A woman is horrified by the realization that her father may have been a vampire and that she may have inherited his thirst for blood in this sequel to "The Devil Bat." The distraught woman (former Miss America Rosemary LaPlanche) consults a psychiatrist (Michael Hale) for relief from her nightmares, but her torment only grows worse as she becomes caught in a deadly web of deceit. Is she truly one of the living dead--capable of murder--or is she being framed?

======

> **Apply what you read**
(1) In the film synopsis, which film is this story a sequel to?
(2) For each statement, say whether it agrees with the film synopsis, and quote the words that decide it: (a) The woman sees a psychiatrist to get relief from her nightmares. (b) Her torment eases after she consults the psychiatrist. (c) The woman is played by a former Miss America.
(3) Rewrite the paragraph of the film synopsis that begins "A woman is horrified" as a short list that keeps its main facts.

[Stored data entries]
======

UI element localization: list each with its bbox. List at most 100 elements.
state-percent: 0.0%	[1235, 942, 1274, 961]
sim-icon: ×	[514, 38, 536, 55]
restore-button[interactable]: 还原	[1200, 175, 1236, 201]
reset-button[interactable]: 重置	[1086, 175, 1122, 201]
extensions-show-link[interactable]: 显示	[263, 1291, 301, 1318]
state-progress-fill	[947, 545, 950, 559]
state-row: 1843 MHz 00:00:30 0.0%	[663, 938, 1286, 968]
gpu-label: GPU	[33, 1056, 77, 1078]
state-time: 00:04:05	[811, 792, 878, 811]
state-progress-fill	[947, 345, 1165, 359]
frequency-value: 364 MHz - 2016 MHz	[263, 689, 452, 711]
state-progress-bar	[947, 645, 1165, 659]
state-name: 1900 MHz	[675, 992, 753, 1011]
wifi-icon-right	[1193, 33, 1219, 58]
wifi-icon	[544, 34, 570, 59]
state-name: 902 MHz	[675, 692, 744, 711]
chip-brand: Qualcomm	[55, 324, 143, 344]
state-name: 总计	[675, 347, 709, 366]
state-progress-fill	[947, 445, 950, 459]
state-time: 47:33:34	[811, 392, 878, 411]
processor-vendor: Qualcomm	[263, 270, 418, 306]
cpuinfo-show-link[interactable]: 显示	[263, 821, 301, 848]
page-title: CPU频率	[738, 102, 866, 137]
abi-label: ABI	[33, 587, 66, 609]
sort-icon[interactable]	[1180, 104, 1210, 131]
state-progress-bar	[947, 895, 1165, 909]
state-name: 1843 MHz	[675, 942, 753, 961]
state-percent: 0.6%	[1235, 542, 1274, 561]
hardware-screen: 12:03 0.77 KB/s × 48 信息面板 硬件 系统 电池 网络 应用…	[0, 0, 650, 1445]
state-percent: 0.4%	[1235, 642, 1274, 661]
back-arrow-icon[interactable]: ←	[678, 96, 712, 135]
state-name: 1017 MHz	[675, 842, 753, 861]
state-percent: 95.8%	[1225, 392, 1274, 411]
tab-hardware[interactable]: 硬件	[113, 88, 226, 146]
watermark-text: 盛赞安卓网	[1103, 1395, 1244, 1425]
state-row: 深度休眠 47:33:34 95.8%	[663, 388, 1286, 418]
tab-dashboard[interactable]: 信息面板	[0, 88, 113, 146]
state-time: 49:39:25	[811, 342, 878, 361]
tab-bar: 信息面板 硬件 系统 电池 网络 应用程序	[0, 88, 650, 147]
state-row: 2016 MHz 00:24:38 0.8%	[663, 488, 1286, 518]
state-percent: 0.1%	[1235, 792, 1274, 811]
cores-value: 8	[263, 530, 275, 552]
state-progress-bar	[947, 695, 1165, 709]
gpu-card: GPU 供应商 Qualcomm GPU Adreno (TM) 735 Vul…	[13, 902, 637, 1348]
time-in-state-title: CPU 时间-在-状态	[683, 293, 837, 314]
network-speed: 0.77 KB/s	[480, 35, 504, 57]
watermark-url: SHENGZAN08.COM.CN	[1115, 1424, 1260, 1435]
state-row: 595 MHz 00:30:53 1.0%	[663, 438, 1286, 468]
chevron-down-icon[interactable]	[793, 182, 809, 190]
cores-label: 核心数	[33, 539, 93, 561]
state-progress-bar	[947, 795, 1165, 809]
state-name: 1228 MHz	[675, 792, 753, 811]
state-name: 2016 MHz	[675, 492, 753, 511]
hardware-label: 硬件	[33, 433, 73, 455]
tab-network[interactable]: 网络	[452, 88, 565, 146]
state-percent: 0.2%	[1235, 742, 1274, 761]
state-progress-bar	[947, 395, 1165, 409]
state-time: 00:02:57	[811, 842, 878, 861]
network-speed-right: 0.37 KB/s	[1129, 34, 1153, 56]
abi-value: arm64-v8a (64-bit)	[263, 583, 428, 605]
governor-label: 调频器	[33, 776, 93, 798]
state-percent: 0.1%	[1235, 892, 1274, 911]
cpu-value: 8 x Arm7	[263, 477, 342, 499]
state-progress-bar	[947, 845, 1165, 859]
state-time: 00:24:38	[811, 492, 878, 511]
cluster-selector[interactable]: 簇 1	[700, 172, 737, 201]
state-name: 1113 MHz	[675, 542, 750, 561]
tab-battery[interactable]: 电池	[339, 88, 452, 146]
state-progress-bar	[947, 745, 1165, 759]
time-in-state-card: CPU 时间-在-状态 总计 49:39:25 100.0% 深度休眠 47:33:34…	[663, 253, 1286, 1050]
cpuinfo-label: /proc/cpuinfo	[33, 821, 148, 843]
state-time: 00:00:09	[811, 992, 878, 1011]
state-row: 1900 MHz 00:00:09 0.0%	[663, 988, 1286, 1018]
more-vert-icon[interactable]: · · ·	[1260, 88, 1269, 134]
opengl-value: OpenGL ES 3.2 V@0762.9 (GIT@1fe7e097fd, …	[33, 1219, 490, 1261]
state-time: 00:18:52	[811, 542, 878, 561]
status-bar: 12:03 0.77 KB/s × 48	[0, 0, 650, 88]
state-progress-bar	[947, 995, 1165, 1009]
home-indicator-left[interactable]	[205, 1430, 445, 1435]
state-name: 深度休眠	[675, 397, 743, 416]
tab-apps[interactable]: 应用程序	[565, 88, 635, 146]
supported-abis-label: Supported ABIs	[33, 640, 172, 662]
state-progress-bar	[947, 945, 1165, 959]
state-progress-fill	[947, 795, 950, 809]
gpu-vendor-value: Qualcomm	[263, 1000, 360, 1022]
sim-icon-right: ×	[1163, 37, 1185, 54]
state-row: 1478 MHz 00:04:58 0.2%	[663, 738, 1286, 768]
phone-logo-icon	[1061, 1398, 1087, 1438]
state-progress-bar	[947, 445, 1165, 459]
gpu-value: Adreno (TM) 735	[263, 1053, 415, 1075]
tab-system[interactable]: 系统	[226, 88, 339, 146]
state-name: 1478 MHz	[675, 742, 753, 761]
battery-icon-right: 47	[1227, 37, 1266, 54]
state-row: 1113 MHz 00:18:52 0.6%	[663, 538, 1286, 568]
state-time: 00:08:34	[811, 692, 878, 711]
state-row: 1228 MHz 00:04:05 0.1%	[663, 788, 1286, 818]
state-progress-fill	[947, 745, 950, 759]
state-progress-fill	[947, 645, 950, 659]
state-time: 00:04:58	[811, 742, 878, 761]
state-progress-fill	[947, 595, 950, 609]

======

> **Answers by task**
(1) It is a sequel to "The Devil Bat."

(2)
(a) Yes: "consults a psychiatrist (Michael Hale) for relief from her nightmares"
(b) No: "her torment only grows worse"
(c) Yes: "former Miss America Rosemary LaPlanche"

(3)
- The film is a sequel to "The Devil Bat."
- A woman (Rosemary LaPlanche, a former Miss America) fears her father may have been a vampire and that she may have inherited his thirst for blood.
- She consults a psychiatrist (Michael Hale) about her nightmares, but her torment only grows worse.
- She becomes caught in a deadly web of deceit.
- The question is whether she is truly one of the living dead and capable of murder, or whether she is being framed.